*What needs to be done*. Answer with the number of lines in the listing below that contain the word "glyph", and nothing else.

Dataset records:
BEGIN
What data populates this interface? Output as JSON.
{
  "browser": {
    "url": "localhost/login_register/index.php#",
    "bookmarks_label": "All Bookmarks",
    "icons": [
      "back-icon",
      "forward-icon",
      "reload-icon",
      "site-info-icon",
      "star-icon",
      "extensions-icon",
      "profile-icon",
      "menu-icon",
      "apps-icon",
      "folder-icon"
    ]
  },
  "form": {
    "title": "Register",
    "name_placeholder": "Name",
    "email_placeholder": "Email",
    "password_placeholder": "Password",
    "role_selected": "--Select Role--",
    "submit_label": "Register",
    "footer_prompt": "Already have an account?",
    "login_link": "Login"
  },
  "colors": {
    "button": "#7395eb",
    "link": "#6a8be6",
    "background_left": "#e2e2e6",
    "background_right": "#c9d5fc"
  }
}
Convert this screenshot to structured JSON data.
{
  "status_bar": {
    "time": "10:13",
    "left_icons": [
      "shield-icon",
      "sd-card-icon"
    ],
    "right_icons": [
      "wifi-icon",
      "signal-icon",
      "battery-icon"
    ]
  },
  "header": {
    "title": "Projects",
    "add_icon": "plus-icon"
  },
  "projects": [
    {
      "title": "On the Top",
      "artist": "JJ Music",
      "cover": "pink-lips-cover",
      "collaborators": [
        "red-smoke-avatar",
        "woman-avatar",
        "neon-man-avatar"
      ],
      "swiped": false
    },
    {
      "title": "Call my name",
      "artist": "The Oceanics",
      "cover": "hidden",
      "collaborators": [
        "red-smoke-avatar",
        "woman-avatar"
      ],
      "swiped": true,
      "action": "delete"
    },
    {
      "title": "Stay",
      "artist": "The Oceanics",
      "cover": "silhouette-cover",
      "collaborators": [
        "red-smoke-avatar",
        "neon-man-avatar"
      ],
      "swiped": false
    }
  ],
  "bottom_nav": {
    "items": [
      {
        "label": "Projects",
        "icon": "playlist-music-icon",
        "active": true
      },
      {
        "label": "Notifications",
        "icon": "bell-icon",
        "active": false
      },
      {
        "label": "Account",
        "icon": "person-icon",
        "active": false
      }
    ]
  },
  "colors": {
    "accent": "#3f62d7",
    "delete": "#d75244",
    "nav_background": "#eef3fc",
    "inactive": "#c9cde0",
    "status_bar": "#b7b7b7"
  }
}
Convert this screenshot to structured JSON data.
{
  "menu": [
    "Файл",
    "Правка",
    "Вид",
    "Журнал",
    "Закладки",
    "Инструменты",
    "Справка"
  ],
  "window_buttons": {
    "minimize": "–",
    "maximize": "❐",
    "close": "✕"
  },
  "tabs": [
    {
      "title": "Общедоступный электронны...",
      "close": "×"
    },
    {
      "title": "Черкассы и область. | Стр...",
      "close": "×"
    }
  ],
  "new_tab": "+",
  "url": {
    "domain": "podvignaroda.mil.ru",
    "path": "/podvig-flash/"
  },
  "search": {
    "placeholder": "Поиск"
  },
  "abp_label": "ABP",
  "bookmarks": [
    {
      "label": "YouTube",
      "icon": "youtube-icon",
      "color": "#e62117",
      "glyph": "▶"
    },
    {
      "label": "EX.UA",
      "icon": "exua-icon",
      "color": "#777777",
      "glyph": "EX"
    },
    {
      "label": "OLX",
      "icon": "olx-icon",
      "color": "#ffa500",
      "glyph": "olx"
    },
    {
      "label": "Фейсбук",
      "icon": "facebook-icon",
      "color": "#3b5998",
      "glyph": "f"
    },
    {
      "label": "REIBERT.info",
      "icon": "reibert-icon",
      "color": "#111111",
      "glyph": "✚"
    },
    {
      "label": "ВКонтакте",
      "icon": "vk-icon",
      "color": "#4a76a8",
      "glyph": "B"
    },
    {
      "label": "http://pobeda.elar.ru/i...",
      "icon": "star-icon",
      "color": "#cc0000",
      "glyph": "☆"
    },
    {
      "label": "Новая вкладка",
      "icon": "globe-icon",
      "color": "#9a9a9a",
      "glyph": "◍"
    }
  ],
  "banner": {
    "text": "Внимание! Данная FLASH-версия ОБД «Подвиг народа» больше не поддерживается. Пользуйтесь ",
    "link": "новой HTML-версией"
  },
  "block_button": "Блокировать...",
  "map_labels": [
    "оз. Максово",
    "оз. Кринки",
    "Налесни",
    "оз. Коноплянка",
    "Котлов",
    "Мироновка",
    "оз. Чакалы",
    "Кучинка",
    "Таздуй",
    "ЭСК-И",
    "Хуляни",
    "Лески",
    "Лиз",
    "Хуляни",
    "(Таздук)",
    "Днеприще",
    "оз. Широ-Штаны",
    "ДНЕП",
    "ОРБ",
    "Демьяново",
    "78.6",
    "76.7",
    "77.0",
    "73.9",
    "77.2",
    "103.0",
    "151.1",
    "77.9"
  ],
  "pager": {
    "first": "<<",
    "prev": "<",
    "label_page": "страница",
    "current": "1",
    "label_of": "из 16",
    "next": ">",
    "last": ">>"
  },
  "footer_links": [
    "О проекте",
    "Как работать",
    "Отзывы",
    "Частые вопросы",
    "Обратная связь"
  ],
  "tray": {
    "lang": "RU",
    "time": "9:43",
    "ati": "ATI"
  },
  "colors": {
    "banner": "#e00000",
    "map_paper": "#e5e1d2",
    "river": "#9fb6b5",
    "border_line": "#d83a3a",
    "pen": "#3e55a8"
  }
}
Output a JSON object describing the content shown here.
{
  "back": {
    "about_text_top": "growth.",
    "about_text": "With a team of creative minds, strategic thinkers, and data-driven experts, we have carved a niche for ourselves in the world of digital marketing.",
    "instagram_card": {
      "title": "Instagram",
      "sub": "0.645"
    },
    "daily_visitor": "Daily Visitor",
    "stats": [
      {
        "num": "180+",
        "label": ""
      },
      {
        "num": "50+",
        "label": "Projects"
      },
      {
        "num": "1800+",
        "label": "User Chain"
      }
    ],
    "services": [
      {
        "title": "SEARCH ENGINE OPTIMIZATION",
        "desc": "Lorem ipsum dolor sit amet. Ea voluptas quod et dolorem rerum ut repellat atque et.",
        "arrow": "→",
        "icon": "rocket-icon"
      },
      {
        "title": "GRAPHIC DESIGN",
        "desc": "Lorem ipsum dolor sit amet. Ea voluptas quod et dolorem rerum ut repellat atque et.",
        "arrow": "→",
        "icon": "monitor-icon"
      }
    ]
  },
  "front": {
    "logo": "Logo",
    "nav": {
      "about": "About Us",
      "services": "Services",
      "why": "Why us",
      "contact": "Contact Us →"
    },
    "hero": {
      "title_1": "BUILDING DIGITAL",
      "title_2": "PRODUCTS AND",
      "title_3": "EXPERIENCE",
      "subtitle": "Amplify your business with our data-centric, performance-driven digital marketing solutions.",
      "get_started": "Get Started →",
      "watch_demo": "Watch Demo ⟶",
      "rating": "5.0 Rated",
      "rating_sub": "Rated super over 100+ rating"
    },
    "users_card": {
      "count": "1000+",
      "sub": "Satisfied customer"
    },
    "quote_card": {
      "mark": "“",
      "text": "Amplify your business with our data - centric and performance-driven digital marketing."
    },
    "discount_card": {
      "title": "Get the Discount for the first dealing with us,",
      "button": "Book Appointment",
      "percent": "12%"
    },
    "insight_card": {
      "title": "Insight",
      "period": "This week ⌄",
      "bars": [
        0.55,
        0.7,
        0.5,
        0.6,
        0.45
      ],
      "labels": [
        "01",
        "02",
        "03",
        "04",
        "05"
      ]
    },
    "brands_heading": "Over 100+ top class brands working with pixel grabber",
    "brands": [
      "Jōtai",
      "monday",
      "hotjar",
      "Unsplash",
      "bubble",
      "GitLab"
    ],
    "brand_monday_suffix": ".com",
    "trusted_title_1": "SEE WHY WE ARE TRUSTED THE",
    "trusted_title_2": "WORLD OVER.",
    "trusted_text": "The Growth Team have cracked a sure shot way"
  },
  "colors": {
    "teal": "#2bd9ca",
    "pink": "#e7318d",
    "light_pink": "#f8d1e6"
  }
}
END
*Output of the task*. 8